# [Description of the task]
Print the full listing exactly.

# [Input]
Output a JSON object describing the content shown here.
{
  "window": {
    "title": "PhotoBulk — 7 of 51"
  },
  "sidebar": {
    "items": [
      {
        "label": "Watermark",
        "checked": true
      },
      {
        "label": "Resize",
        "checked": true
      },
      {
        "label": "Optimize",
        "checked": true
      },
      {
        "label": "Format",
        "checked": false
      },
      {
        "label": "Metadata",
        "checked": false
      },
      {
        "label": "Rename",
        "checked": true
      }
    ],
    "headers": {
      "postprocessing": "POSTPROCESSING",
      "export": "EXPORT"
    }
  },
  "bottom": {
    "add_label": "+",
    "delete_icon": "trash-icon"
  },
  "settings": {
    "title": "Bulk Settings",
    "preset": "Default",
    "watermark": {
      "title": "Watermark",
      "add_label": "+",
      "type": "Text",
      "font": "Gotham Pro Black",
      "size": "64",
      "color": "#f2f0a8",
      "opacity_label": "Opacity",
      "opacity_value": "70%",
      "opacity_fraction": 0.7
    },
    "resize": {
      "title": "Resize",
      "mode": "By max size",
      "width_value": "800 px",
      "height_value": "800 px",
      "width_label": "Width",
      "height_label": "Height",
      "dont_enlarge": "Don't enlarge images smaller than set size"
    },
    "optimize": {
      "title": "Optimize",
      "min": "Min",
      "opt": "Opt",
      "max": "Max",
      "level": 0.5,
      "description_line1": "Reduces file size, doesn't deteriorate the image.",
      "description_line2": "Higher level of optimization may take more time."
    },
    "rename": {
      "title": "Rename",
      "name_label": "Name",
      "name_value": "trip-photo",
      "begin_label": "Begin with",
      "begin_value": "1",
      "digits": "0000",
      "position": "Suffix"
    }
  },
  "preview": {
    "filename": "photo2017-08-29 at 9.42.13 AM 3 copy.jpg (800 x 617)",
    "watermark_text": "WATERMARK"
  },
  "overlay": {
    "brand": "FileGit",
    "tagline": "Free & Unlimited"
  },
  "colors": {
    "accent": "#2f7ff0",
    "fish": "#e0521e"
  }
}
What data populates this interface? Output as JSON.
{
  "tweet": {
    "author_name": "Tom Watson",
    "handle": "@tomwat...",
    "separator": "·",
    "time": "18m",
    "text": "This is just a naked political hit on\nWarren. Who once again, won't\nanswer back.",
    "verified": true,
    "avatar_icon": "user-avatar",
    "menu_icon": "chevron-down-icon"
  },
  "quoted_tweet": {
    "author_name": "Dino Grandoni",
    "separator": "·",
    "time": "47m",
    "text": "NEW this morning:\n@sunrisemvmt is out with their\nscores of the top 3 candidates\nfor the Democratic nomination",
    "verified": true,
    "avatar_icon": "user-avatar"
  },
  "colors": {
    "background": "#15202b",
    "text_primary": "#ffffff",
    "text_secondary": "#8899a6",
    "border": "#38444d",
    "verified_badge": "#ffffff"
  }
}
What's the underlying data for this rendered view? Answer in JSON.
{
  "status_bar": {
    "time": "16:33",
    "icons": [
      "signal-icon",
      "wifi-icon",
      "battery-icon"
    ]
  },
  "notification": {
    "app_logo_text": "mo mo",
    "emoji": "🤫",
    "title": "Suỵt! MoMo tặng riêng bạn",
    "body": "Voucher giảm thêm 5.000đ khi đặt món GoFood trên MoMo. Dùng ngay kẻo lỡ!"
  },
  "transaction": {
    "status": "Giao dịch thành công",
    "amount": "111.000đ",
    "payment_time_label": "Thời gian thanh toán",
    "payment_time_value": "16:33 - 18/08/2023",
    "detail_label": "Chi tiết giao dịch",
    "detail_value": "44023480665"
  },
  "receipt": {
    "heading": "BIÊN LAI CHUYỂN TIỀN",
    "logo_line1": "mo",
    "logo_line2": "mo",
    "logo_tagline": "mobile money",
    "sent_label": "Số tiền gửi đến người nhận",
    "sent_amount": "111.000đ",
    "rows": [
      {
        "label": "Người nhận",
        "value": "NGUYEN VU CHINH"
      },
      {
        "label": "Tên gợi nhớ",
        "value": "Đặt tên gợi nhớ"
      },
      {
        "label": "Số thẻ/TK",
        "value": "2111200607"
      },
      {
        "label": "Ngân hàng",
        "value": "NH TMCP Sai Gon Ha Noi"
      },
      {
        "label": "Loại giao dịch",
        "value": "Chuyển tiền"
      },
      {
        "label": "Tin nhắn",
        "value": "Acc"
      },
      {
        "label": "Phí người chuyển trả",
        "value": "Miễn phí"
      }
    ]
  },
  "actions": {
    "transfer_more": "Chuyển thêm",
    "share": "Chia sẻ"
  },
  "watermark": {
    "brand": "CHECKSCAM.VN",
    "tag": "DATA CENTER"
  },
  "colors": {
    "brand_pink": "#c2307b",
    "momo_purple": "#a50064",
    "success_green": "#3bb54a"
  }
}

# [Exercise result]
Output a JSON object describing the content shown here.
{
  "window": {
    "title": "PhotoBulk — 7 of 51"
  },
  "sidebar": {
    "items": [
      {
        "label": "Watermark",
        "checked": true
      },
      {
        "label": "Resize",
        "checked": true
      },
      {
        "label": "Optimize",
        "checked": true
      },
      {
        "label": "Format",
        "checked": false
      },
      {
        "label": "Metadata",
        "checked": false
      },
      {
        "label": "Rename",
        "checked": true
      }
    ],
    "headers": {
      "postprocessing": "POSTPROCESSING",
      "export": "EXPORT"
    }
  },
  "bottom": {
    "add_label": "+",
    "delete_icon": "trash-icon"
  },
  "settings": {
    "title": "Bulk Settings",
    "preset": "Default",
    "watermark": {
      "title": "Watermark",
      "add_label": "+",
      "type": "Text",
      "font": "Gotham Pro Black",
      "size": "64",
      "color": "#f2f0a8",
      "opacity_label": "Opacity",
      "opacity_value": "70%",
      "opacity_fraction": 0.7
    },
    "resize": {
      "title": "Resize",
      "mode": "By max size",
      "width_value": "800 px",
      "height_value": "800 px",
      "width_label": "Width",
      "height_label": "Height",
      "dont_enlarge": "Don't enlarge images smaller than set size"
    },
    "optimize": {
      "title": "Optimize",
      "min": "Min",
      "opt": "Opt",
      "max": "Max",
      "level": 0.5,
      "description_line1": "Reduces file size, doesn't deteriorate the image.",
      "description_line2": "Higher level of optimization may take more time."
    },
    "rename": {
      "title": "Rename",
      "name_label": "Name",
      "name_value": "trip-photo",
      "begin_label": "Begin with",
      "begin_value": "1",
      "digits": "0000",
      "position": "Suffix"
    }
  },
  "preview": {
    "filename": "photo2017-08-29 at 9.42.13 AM 3 copy.jpg (800 x 617)",
    "watermark_text": "WATERMARK"
  },
  "overlay": {
    "brand": "FileGit",
    "tagline": "Free & Unlimited"
  },
  "colors": {
    "accent": "#2f7ff0",
    "fish": "#e0521e"
  }
}
What data populates this interface? Output as JSON.
{
  "tweet": {
    "author_name": "Tom Watson",
    "handle": "@tomwat...",
    "separator": "·",
    "time": "18m",
    "text": "This is just a naked political hit on\nWarren. Who once again, won't\nanswer back.",
    "verified": true,
    "avatar_icon": "user-avatar",
    "menu_icon": "chevron-down-icon"
  },
  "quoted_tweet": {
    "author_name": "Dino Grandoni",
    "separator": "·",
    "time": "47m",
    "text": "NEW this morning:\n@sunrisemvmt is out with their\nscores of the top 3 candidates\nfor the Democratic nomination",
    "verified": true,
    "avatar_icon": "user-avatar"
  },
  "colors": {
    "background": "#15202b",
    "text_primary": "#ffffff",
    "text_secondary": "#8899a6",
    "border": "#38444d",
    "verified_badge": "#ffffff"
  }
}
What's the underlying data for this rendered view? Answer in JSON.
{
  "status_bar": {
    "time": "16:33",
    "icons": [
      "signal-icon",
      "wifi-icon",
      "battery-icon"
    ]
  },
  "notification": {
    "app_logo_text": "mo mo",
    "emoji": "🤫",
    "title": "Suỵt! MoMo tặng riêng bạn",
    "body": "Voucher giảm thêm 5.000đ khi đặt món GoFood trên MoMo. Dùng ngay kẻo lỡ!"
  },
  "transaction": {
    "status": "Giao dịch thành công",
    "amount": "111.000đ",
    "payment_time_label": "Thời gian thanh toán",
    "payment_time_value": "16:33 - 18/08/2023",
    "detail_label": "Chi tiết giao dịch",
    "detail_value": "44023480665"
  },
  "receipt": {
    "heading": "BIÊN LAI CHUYỂN TIỀN",
    "logo_line1": "mo",
    "logo_line2": "mo",
    "logo_tagline": "mobile money",
    "sent_label": "Số tiền gửi đến người nhận",
    "sent_amount": "111.000đ",
    "rows": [
      {
        "label": "Người nhận",
        "value": "NGUYEN VU CHINH"
      },
      {
        "label": "Tên gợi nhớ",
        "value": "Đặt tên gợi nhớ"
      },
      {
        "label": "Số thẻ/TK",
        "value": "2111200607"
      },
      {
        "label": "Ngân hàng",
        "value": "NH TMCP Sai Gon Ha Noi"
      },
      {
        "label": "Loại giao dịch",
        "value": "Chuyển tiền"
      },
      {
        "label": "Tin nhắn",
        "value": "Acc"
      },
      {
        "label": "Phí người chuyển trả",
        "value": "Miễn phí"
      }
    ]
  },
  "actions": {
    "transfer_more": "Chuyển thêm",
    "share": "Chia sẻ"
  },
  "watermark": {
    "brand": "CHECKSCAM.VN",
    "tag": "DATA CENTER"
  },
  "colors": {
    "brand_pink": "#c2307b",
    "momo_purple": "#a50064",
    "success_green": "#3bb54a"
  }
}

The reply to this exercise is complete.